• **Aim**
With the pictures omitted, write out the entries that follow exactly as they stand.

## start Task data

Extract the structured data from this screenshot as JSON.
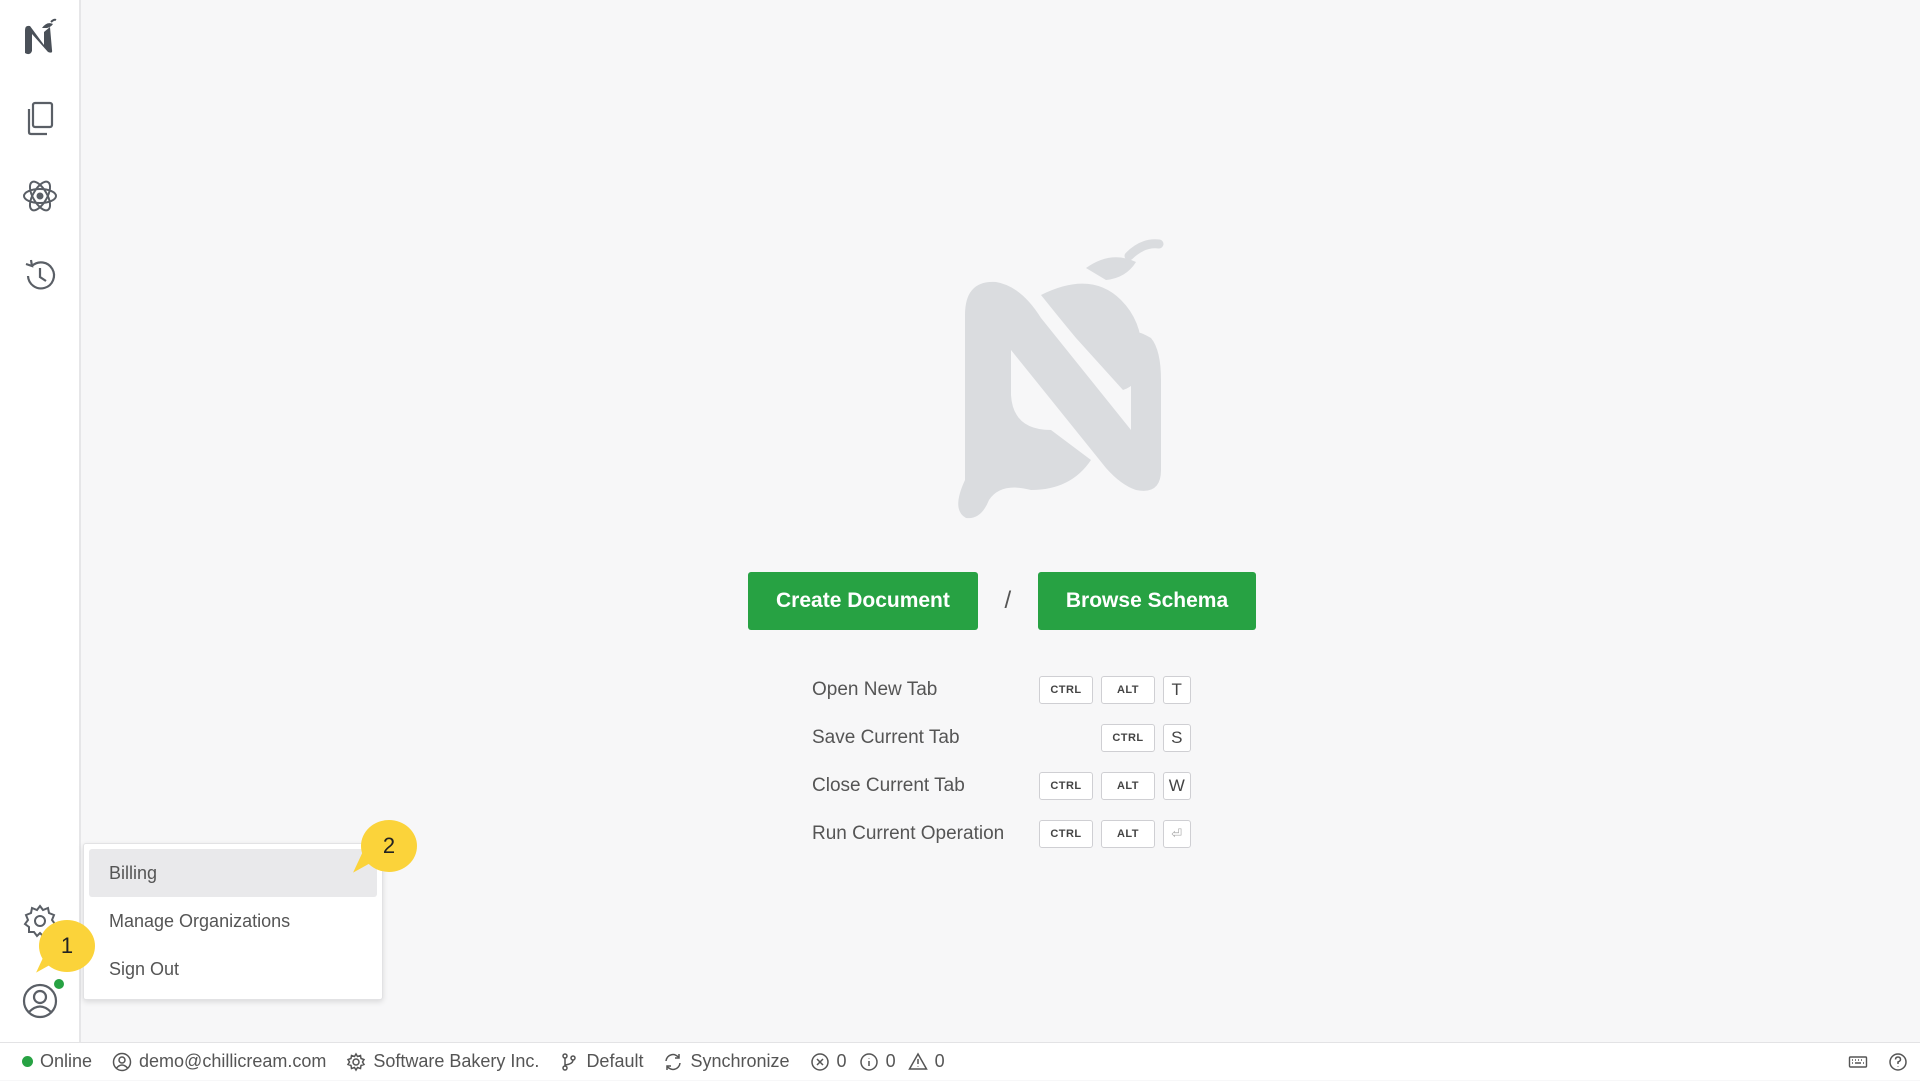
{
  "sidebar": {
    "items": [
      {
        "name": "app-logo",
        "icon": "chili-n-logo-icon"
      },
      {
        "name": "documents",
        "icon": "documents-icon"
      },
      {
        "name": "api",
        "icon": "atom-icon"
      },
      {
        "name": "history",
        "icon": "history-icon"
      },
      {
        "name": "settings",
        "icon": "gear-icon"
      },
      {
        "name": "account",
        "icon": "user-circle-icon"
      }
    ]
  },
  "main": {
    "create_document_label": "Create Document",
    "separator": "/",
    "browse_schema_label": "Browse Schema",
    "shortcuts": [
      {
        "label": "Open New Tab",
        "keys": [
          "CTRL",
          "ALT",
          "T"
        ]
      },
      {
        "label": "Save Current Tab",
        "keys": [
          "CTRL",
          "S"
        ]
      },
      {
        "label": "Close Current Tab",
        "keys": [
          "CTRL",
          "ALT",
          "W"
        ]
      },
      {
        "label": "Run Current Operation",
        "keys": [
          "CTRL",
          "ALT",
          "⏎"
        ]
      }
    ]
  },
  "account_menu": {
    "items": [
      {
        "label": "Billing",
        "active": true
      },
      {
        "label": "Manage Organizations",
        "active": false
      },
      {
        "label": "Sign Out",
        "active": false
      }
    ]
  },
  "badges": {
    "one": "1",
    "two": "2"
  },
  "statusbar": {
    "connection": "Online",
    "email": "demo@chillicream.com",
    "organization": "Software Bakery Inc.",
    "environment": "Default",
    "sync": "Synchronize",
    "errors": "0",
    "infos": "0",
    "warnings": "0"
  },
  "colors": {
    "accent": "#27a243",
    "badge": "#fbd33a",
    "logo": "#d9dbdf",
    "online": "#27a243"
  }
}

## end Task data

• **Right answer**
Extract the structured data from this screenshot as JSON.
{
  "sidebar": {
    "items": [
      {
        "name": "app-logo",
        "icon": "chili-n-logo-icon"
      },
      {
        "name": "documents",
        "icon": "documents-icon"
      },
      {
        "name": "api",
        "icon": "atom-icon"
      },
      {
        "name": "history",
        "icon": "history-icon"
      },
      {
        "name": "settings",
        "icon": "gear-icon"
      },
      {
        "name": "account",
        "icon": "user-circle-icon"
      }
    ]
  },
  "main": {
    "create_document_label": "Create Document",
    "separator": "/",
    "browse_schema_label": "Browse Schema",
    "shortcuts": [
      {
        "label": "Open New Tab",
        "keys": [
          "CTRL",
          "ALT",
          "T"
        ]
      },
      {
        "label": "Save Current Tab",
        "keys": [
          "CTRL",
          "S"
        ]
      },
      {
        "label": "Close Current Tab",
        "keys": [
          "CTRL",
          "ALT",
          "W"
        ]
      },
      {
        "label": "Run Current Operation",
        "keys": [
          "CTRL",
          "ALT",
          "⏎"
        ]
      }
    ]
  },
  "account_menu": {
    "items": [
      {
        "label": "Billing",
        "active": true
      },
      {
        "label": "Manage Organizations",
        "active": false
      },
      {
        "label": "Sign Out",
        "active": false
      }
    ]
  },
  "badges": {
    "one": "1",
    "two": "2"
  },
  "statusbar": {
    "connection": "Online",
    "email": "demo@chillicream.com",
    "organization": "Software Bakery Inc.",
    "environment": "Default",
    "sync": "Synchronize",
    "errors": "0",
    "infos": "0",
    "warnings": "0"
  },
  "colors": {
    "accent": "#27a243",
    "badge": "#fbd33a",
    "logo": "#d9dbdf",
    "online": "#27a243"
  }
}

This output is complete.